→ **YOUR GOAL**: For the records below, give the count of lines holding the word "появления" and nothing more.

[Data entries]

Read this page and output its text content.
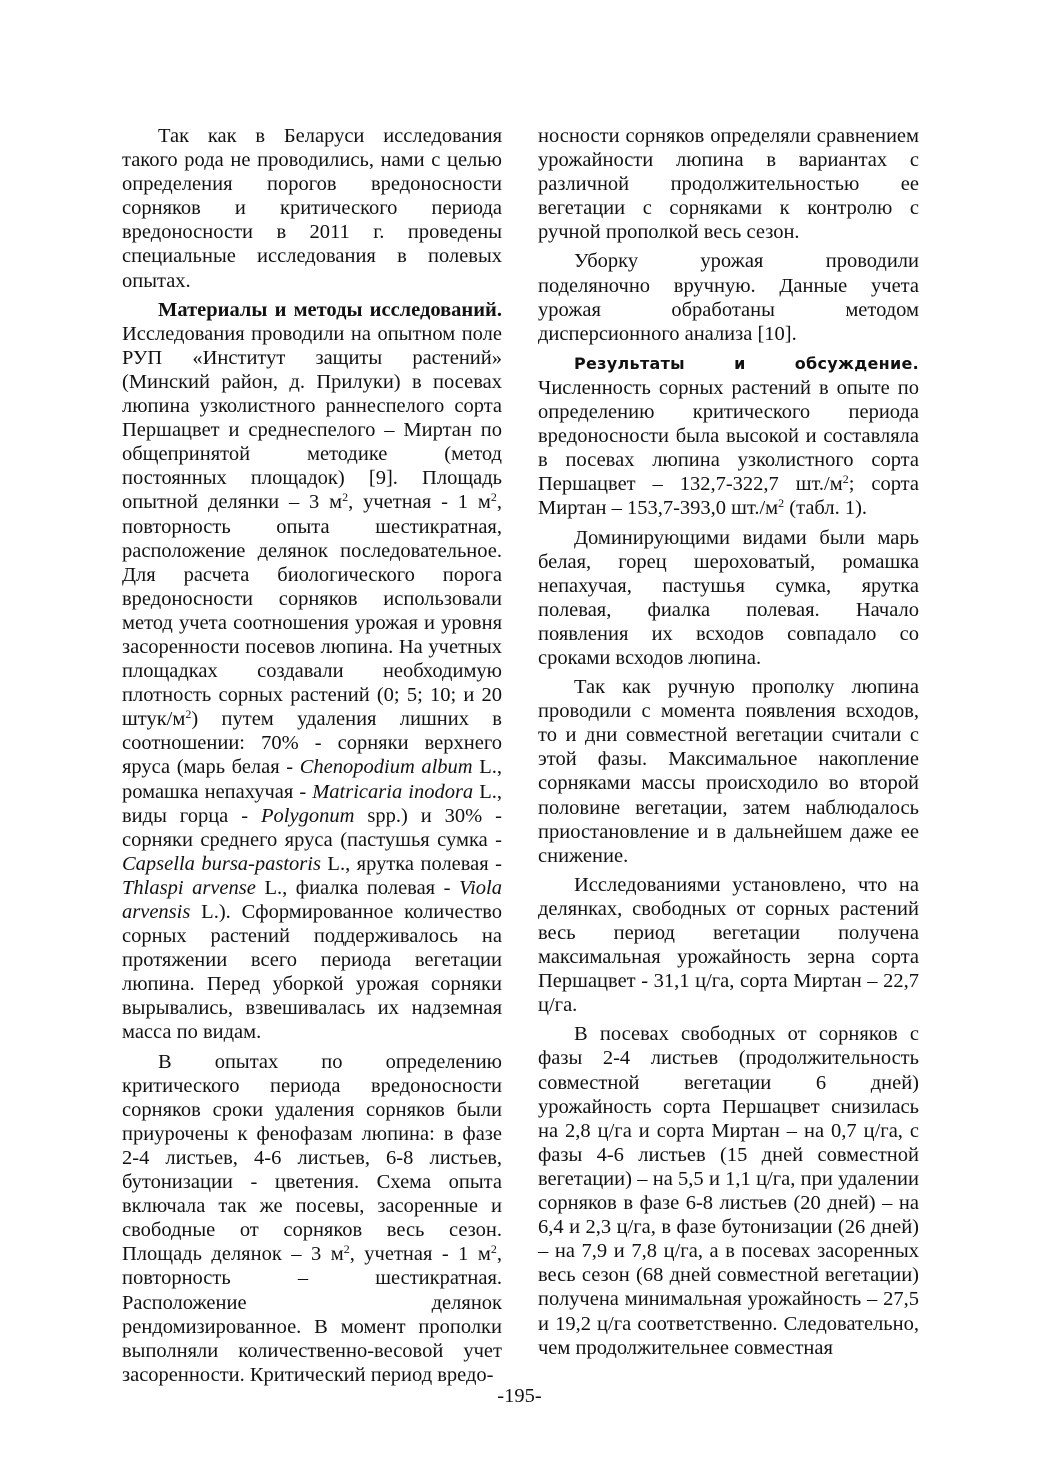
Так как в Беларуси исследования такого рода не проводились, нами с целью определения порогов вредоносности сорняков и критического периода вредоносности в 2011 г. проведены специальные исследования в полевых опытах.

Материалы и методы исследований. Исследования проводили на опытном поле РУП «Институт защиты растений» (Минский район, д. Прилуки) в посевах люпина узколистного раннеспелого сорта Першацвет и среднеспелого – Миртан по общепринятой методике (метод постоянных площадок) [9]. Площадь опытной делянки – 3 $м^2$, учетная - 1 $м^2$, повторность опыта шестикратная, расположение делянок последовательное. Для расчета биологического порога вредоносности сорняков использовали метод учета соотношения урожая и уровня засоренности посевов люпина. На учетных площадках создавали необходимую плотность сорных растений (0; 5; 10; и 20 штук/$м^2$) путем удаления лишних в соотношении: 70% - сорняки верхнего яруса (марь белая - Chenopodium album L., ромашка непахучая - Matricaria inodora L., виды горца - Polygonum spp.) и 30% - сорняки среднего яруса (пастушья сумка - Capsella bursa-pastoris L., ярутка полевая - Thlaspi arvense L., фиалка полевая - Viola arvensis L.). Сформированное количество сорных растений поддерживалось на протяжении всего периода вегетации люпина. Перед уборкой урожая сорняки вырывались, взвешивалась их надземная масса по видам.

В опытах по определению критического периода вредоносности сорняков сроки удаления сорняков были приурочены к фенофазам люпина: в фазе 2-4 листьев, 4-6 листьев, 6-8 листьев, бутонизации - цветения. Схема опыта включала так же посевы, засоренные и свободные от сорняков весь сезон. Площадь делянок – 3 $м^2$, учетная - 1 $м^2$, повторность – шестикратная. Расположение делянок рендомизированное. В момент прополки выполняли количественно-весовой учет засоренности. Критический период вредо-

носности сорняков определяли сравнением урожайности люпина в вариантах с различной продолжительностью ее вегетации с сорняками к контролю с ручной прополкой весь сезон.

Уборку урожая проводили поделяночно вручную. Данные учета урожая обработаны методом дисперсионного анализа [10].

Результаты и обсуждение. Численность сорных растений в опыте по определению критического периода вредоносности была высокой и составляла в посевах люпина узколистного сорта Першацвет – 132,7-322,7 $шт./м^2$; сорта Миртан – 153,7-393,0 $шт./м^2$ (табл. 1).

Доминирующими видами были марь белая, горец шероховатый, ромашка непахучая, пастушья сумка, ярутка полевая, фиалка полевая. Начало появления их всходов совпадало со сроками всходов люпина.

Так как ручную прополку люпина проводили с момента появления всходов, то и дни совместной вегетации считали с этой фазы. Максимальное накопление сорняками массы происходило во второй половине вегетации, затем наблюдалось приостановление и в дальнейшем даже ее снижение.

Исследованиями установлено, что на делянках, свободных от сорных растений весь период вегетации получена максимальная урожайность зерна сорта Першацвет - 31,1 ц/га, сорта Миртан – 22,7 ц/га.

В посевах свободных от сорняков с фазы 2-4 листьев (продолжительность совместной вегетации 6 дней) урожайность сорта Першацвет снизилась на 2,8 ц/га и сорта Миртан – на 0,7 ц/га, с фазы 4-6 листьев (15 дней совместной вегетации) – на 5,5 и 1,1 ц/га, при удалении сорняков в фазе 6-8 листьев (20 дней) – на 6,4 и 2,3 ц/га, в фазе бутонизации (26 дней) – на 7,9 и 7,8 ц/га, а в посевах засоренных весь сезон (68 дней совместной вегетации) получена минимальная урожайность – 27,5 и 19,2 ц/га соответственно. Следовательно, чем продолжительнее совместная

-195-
--
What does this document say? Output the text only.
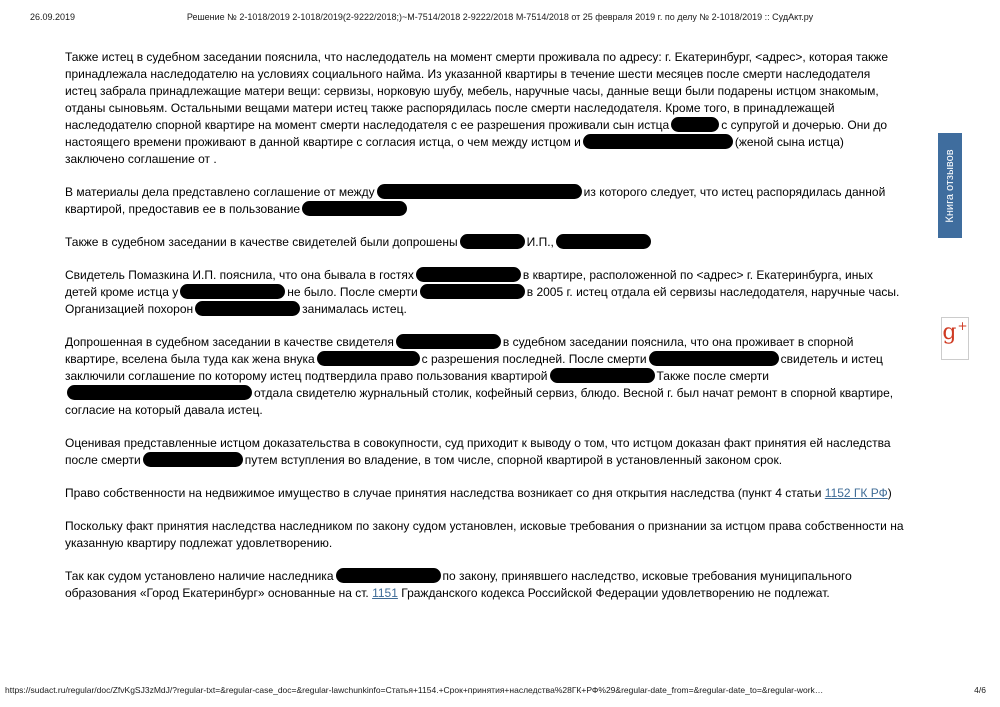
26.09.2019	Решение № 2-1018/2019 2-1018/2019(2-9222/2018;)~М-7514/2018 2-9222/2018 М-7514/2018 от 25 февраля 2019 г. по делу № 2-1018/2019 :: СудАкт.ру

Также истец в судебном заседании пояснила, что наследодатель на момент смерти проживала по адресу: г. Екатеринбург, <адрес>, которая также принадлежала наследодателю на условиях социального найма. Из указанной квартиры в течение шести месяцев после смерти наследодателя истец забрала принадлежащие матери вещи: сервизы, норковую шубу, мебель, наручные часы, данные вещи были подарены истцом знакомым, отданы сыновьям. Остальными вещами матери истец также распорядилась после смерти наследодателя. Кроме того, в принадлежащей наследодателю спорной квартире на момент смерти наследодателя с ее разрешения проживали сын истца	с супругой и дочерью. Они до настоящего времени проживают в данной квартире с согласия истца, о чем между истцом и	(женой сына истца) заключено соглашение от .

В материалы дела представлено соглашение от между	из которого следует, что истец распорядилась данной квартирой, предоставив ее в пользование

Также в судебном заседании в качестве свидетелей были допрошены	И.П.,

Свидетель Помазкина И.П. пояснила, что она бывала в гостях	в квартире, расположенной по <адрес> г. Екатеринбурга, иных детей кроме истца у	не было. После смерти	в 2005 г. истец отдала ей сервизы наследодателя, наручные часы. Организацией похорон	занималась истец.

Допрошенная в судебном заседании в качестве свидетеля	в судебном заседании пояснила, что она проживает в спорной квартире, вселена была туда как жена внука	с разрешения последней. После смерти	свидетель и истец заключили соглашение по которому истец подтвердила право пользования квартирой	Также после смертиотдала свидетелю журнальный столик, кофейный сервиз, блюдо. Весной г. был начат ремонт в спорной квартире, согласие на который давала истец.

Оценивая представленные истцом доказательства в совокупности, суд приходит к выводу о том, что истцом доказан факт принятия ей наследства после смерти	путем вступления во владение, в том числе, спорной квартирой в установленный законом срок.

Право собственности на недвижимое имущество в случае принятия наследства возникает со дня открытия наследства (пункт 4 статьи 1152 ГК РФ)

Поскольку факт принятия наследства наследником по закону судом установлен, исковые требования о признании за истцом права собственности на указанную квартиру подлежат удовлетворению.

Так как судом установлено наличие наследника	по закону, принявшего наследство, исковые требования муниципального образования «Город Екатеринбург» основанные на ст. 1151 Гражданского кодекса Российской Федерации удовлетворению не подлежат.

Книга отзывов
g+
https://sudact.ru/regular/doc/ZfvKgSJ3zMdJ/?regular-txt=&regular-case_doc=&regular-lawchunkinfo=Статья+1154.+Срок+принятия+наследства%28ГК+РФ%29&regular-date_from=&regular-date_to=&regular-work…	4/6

→ **TASK OUTPUT**: 2